#### [Aim of the task]
Determine how many lines of the material hold the string "财务管理" and reply with only that number.

#### [Data section]

[BEGIN]

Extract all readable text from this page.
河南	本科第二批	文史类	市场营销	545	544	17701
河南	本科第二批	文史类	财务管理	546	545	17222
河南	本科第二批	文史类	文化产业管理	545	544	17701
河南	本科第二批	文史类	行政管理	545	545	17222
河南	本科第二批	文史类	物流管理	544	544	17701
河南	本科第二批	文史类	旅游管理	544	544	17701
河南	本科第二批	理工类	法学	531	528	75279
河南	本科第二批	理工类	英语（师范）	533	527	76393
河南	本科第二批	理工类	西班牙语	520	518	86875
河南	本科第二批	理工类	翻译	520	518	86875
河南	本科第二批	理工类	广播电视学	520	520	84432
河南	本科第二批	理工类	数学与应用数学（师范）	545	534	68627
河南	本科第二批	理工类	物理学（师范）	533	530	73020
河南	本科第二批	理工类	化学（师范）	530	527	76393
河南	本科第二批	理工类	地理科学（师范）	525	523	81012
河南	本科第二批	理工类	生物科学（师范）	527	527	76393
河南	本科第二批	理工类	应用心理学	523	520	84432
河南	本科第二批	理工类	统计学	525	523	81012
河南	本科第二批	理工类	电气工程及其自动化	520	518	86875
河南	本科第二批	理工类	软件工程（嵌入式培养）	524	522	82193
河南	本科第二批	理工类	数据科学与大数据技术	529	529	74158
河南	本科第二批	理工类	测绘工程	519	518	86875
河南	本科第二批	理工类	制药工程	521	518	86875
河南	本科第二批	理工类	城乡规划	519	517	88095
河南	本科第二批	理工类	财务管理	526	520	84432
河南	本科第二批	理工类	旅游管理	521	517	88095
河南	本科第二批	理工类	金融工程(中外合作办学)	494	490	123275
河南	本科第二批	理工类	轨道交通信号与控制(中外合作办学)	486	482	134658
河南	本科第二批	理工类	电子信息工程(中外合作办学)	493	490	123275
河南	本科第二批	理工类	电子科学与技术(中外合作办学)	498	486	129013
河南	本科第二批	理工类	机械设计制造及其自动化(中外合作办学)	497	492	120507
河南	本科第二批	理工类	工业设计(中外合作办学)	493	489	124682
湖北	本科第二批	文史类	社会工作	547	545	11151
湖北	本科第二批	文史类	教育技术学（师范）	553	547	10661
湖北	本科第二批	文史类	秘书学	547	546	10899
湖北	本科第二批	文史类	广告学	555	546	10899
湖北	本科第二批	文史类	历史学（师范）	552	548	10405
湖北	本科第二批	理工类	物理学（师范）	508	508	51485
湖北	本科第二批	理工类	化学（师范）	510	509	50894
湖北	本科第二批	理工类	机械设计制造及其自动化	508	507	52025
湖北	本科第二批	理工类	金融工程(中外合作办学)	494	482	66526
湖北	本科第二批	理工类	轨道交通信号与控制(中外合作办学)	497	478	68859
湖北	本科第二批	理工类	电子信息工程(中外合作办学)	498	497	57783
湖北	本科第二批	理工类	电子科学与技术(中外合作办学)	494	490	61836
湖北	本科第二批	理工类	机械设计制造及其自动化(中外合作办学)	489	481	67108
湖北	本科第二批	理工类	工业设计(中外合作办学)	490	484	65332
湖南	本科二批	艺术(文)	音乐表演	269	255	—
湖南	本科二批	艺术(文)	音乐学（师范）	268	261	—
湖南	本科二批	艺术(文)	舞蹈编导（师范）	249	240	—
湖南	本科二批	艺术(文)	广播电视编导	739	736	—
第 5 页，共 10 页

[END]

#### [Response]
2